> _EXERCISE_: In the Sandvik call transcript, which business area does the CFO say has price versus inflation that is slightly positive?

> _DOCUMENT SEGMENT_:
§
Head of Investor Relations, Sandvik

And I think we specifically pinpointed China in Q3 in terms of the pre-buying dynamics, which is important to recognize.

speaker
Stefan Widing
CEO, Sandvik

You had that in your question. So yes, of course, there is a dynamic related to that, and it was much more in China than the rest of the world. But it's also difficult to put numbers on it, so that's why... there is an impact that's why i mentioned it earlier but i don't want to read too much into it because how should i phrase this i mean we have pre-buys or an impacts of that coming you know many times during the year so so what is a plus and what is a minus sometimes difficult to say but it was definitely a negative in q4 overall for us

speaker
Claes Bergerlind
Analyst, Citi

Okay, now that makes sense. Then my second one is on the drop-through. Just to clarify, you're fully compensating looking at price cost now, but I thought when I caught up with you guys in the morning that there is still a little bit of a difference between the different divisions. You're fully compensating on SMM. You're moving in the right direction, SMR, SRP, quarter on quarter, but you're not there completely year over year yet. Is that the correct understanding?

speaker
Cecilia Felton
CFO, Sandvik

Yes, that is correct. So, for SMM, as you said, price versus inflation is slightly positive. For SMR, there we had a dilution of 100 bps in the third quarter. We see a sequential improvement from that, so slightly dilutive. And for SRP, we still see a dilution of more than 100 bps.

speaker
Stefan Widing
CEO, Sandvik

So just to clarify, it means that at group level, we are fully neutral, but SMM is actually slightly ahead. And that's a timing thing. I mean, we cannot change prices every month. They are anticipating a quarter or two quarters ahead. So in Q4, they were actually slightly positive.

speaker
Cecilia Felton
CFO, Sandvik

I mean, we can also say for all business areas, price increases are coming through as planned. So it's a timing difference for SMR and SRP.

speaker
Claes Bergerlind
Analyst, Citi

Exactly. That's what I thought. And then just the final point, when you think of the pricing after the backlog in SMR and SRP against the cost you see today, do you think you can fully compensate SMR and SRP now in the first quarter or will it take longer?
§
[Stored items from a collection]
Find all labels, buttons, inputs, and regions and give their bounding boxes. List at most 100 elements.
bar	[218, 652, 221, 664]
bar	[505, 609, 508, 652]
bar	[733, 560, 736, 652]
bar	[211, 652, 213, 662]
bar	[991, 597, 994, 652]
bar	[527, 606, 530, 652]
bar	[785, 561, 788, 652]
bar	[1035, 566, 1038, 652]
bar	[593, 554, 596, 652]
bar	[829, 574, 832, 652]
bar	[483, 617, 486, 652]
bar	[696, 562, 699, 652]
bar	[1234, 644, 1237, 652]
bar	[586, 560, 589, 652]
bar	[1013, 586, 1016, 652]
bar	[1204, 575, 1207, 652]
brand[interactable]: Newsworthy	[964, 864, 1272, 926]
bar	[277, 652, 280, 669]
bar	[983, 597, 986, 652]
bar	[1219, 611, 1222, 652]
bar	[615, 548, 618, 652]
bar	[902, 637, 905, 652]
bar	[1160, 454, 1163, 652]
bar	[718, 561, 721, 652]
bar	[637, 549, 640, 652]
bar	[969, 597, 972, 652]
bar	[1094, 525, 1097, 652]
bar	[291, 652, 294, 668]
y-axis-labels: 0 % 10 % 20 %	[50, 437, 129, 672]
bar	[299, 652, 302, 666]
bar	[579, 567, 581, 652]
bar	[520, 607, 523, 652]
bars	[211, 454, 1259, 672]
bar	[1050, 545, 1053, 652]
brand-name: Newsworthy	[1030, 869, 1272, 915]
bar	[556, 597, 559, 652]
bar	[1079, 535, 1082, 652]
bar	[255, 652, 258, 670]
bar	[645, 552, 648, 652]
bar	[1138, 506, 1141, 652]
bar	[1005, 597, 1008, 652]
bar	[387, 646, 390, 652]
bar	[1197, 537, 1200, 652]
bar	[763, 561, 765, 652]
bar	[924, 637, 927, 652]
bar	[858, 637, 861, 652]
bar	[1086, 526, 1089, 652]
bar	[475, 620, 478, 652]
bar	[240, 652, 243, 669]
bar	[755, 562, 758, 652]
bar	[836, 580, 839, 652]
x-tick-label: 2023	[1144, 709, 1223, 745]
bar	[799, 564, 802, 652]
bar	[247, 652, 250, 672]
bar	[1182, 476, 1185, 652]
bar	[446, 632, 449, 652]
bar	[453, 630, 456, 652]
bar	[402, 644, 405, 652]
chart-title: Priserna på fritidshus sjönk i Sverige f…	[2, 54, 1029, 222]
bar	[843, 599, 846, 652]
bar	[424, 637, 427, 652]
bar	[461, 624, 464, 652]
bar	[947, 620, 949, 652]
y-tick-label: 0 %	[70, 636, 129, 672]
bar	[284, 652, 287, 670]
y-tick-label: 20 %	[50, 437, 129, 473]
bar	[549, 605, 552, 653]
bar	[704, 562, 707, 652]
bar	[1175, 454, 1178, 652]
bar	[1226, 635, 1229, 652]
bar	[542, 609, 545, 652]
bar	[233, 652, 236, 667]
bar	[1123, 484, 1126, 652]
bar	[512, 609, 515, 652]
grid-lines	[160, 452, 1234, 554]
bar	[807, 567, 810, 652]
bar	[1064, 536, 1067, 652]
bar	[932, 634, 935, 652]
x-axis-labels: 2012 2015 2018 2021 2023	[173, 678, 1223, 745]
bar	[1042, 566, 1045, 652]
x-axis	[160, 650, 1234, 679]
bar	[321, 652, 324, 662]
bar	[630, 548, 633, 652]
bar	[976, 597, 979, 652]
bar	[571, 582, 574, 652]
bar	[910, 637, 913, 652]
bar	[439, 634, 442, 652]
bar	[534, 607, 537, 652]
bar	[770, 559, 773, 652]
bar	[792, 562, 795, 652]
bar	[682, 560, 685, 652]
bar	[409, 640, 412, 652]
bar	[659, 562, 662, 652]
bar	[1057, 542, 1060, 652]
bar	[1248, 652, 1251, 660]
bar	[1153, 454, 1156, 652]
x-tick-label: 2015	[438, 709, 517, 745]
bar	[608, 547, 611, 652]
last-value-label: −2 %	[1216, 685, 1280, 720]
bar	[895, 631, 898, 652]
§
> _SOLUTION TO THIS TASK_: SMM